Stored data:
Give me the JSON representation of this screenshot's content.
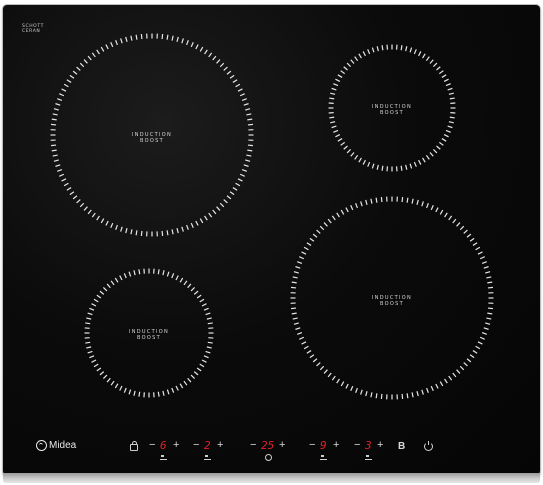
{
  "hob": {
    "glass_brand": [
      "SCHOTT",
      "CERAN"
    ],
    "brand": "Midea",
    "zones": [
      {
        "label_line1": "INDUCTION",
        "label_line2": "BOOST"
      },
      {
        "label_line1": "INDUCTION",
        "label_line2": "BOOST"
      },
      {
        "label_line1": "INDUCTION",
        "label_line2": "BOOST"
      },
      {
        "label_line1": "INDUCTION",
        "label_line2": "BOOST"
      }
    ],
    "controls": {
      "minus": "−",
      "plus": "+",
      "zone1_level": "6",
      "zone2_level": "2",
      "timer_value": "25",
      "zone3_level": "9",
      "zone4_level": "3",
      "boost_key": "B"
    },
    "colors": {
      "glass": "#080808",
      "display": "#e0202a",
      "print": "#d8d8d8"
    },
    "icons": [
      "lock-icon",
      "zone-position-icon",
      "clock-icon",
      "power-icon",
      "midea-logo-icon"
    ]
  }
}
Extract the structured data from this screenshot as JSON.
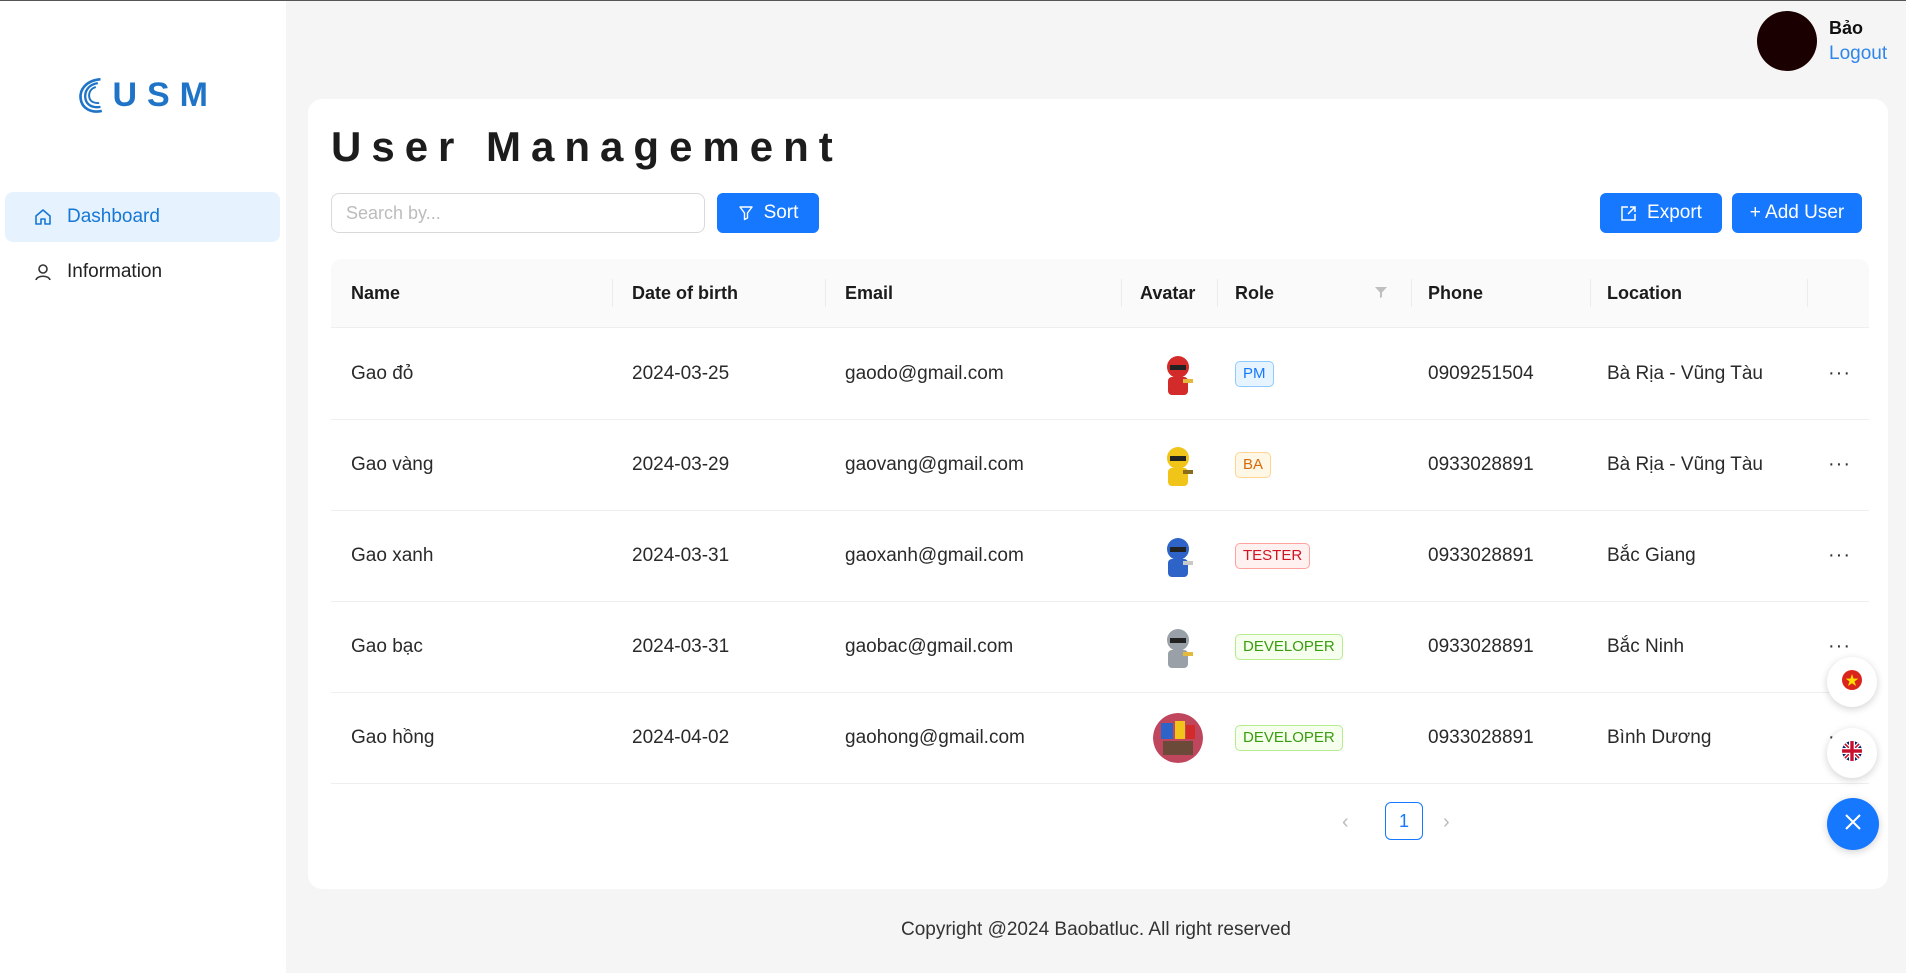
{
  "brand": {
    "logo_text": "USM"
  },
  "sidebar": {
    "items": [
      {
        "label": "Dashboard",
        "icon": "home-icon",
        "active": true
      },
      {
        "label": "Information",
        "icon": "user-icon",
        "active": false
      }
    ]
  },
  "user": {
    "name": "Bảo",
    "logout_label": "Logout"
  },
  "main": {
    "title": "User Management",
    "search": {
      "placeholder": "Search by...",
      "value": ""
    },
    "sort_label": "Sort",
    "export_label": "Export",
    "add_user_label": "+ Add User"
  },
  "table": {
    "headers": {
      "name": "Name",
      "dob": "Date of birth",
      "email": "Email",
      "avatar": "Avatar",
      "role": "Role",
      "phone": "Phone",
      "location": "Location"
    },
    "rows": [
      {
        "name": "Gao đỏ",
        "dob": "2024-03-25",
        "email": "gaodo@gmail.com",
        "role": "PM",
        "role_color": "blue",
        "avatar_color": "#d32a2a",
        "phone": "0909251504",
        "location": "Bà Rịa - Vũng Tàu",
        "actions": "···"
      },
      {
        "name": "Gao vàng",
        "dob": "2024-03-29",
        "email": "gaovang@gmail.com",
        "role": "BA",
        "role_color": "orange",
        "avatar_color": "#f0c419",
        "phone": "0933028891",
        "location": "Bà Rịa - Vũng Tàu",
        "actions": "···"
      },
      {
        "name": "Gao xanh",
        "dob": "2024-03-31",
        "email": "gaoxanh@gmail.com",
        "role": "TESTER",
        "role_color": "red",
        "avatar_color": "#2e63c7",
        "phone": "0933028891",
        "location": "Bắc Giang",
        "actions": "···"
      },
      {
        "name": "Gao bạc",
        "dob": "2024-03-31",
        "email": "gaobac@gmail.com",
        "role": "DEVELOPER",
        "role_color": "green",
        "avatar_color": "#9aa0a8",
        "phone": "0933028891",
        "location": "Bắc Ninh",
        "actions": "···"
      },
      {
        "name": "Gao hồng",
        "dob": "2024-04-02",
        "email": "gaohong@gmail.com",
        "role": "DEVELOPER",
        "role_color": "green",
        "avatar_color": "#c0465e",
        "phone": "0933028891",
        "location": "Bình Dương",
        "actions": "···"
      }
    ]
  },
  "pagination": {
    "current_page": "1"
  },
  "footer": {
    "text": "Copyright @2024 Baobatluc. All right reserved"
  },
  "floating": {
    "icons": [
      "vietnam-flag-icon",
      "uk-flag-icon",
      "close-icon"
    ]
  }
}
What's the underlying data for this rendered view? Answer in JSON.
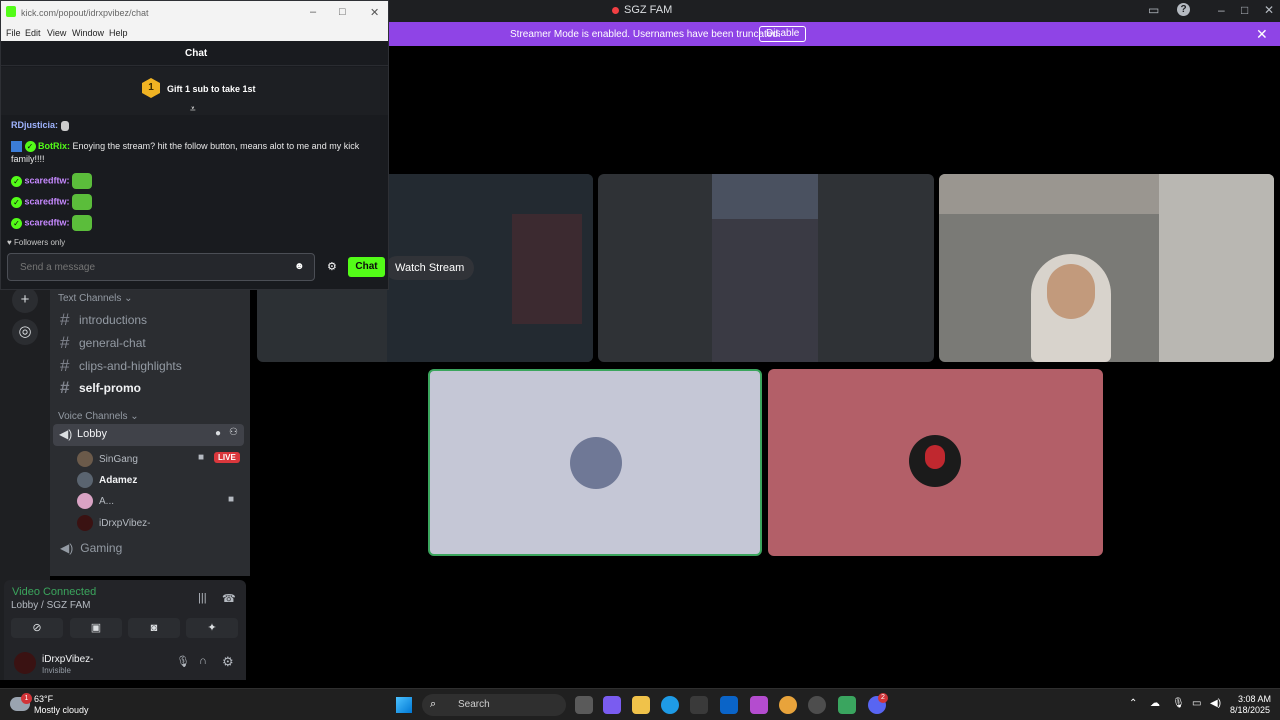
{
  "discord": {
    "window_title": "SGZ FAM",
    "banner": {
      "message": "Streamer Mode is enabled. Usernames have been truncated.",
      "button": "Disable"
    },
    "text_category": "Text Channels",
    "text_channels": [
      "introductions",
      "general-chat",
      "clips-and-highlights",
      "self-promo"
    ],
    "voice_category": "Voice Channels",
    "lobby": "Lobby",
    "voice_users": [
      "SinGang",
      "Adamez",
      "A...",
      "iDrxpVibez-"
    ],
    "live_badge": "LIVE",
    "gaming": "Gaming",
    "voice_status": "Video Connected",
    "voice_location": "Lobby / SGZ FAM",
    "username": "iDrxpVibez-",
    "user_status": "Invisible",
    "watch_stream": "Watch Stream"
  },
  "kick": {
    "url": "kick.com/popout/idrxpvibez/chat",
    "menu": [
      "File",
      "Edit",
      "View",
      "Window",
      "Help"
    ],
    "header": "Chat",
    "gift_rank": "1",
    "gift_text": "Gift 1 sub to take 1st",
    "messages": [
      {
        "user": "RDjusticia:",
        "text": ""
      },
      {
        "user": "BotRix:",
        "text": "Enoying the stream? hit the follow button, means alot to me and my kick family!!!!"
      },
      {
        "user": "scaredftw:",
        "text": ""
      },
      {
        "user": "scaredftw:",
        "text": ""
      },
      {
        "user": "scaredftw:",
        "text": ""
      }
    ],
    "followers_only": "Followers only",
    "input_placeholder": "Send a message",
    "chat_button": "Chat"
  },
  "taskbar": {
    "weather_temp": "63°F",
    "weather_desc": "Mostly cloudy",
    "weather_badge": "1",
    "search": "Search",
    "time": "3:08 AM",
    "date": "8/18/2025",
    "discord_badge": "2"
  }
}
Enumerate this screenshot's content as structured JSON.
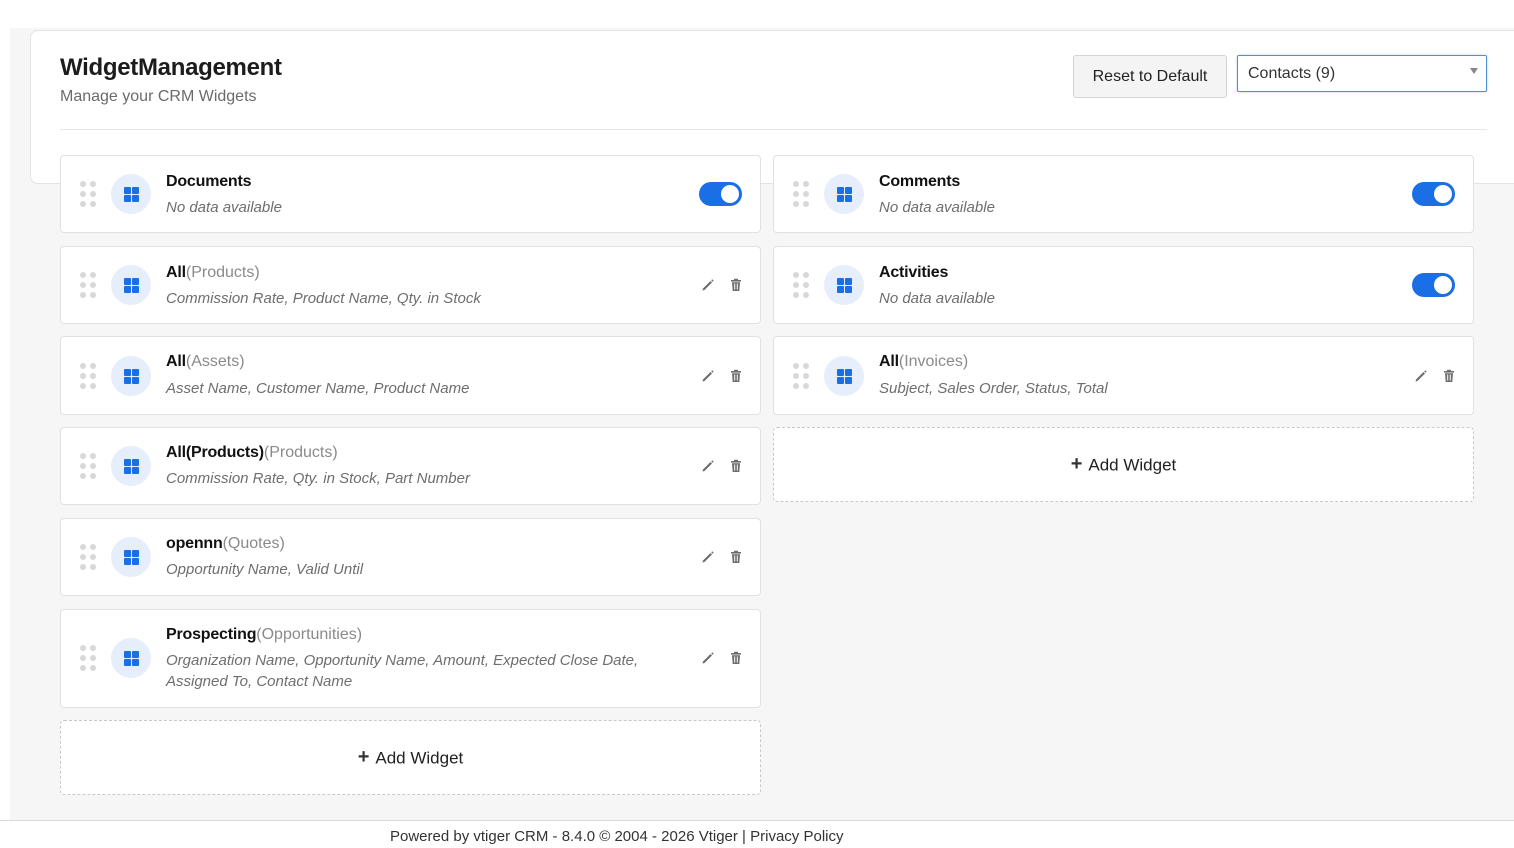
{
  "header": {
    "title": "WidgetManagement",
    "subtitle": "Manage your CRM Widgets",
    "reset_label": "Reset to Default",
    "module_select": {
      "selected": "Contacts (9)"
    }
  },
  "left_widgets": [
    {
      "name": "Documents",
      "module": "",
      "desc": "No data available",
      "type": "toggle",
      "enabled": true
    },
    {
      "name": "All",
      "module": "(Products)",
      "desc": "Commission Rate, Product Name, Qty. in Stock",
      "type": "custom"
    },
    {
      "name": "All",
      "module": "(Assets)",
      "desc": "Asset Name, Customer Name, Product Name",
      "type": "custom"
    },
    {
      "name": "All(Products)",
      "module": "(Products)",
      "desc": "Commission Rate, Qty. in Stock, Part Number",
      "type": "custom"
    },
    {
      "name": "opennn",
      "module": "(Quotes)",
      "desc": "Opportunity Name, Valid Until",
      "type": "custom"
    },
    {
      "name": "Prospecting",
      "module": "(Opportunities)",
      "desc": "Organization Name, Opportunity Name, Amount, Expected Close Date, Assigned To, Contact Name",
      "type": "custom"
    }
  ],
  "right_widgets": [
    {
      "name": "Comments",
      "module": "",
      "desc": "No data available",
      "type": "toggle",
      "enabled": true
    },
    {
      "name": "Activities",
      "module": "",
      "desc": "No data available",
      "type": "toggle",
      "enabled": true
    },
    {
      "name": "All",
      "module": "(Invoices)",
      "desc": "Subject, Sales Order, Status, Total",
      "type": "custom"
    }
  ],
  "add_widget": {
    "plus": "+",
    "label": "Add Widget"
  },
  "icons": {
    "drag": "drag-handle-icon",
    "widget": "widget-grid-icon",
    "edit": "pencil-icon",
    "delete": "trash-icon"
  },
  "colors": {
    "accent": "#1a6ee6",
    "icon_bg": "#e6eefb"
  },
  "footer": {
    "powered": "Powered by vtiger CRM - 8.4.0  © 2004 - 2026  ",
    "vtiger": "Vtiger",
    "sep": " |  ",
    "privacy": "Privacy Policy"
  }
}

What the task asks: Scan the data for the word "content" and copy every line where it shows up.

Output of the exercise:
Give me the JSON representation of this screenshot's content.
Enumerate this screenshot's content as structured JSON.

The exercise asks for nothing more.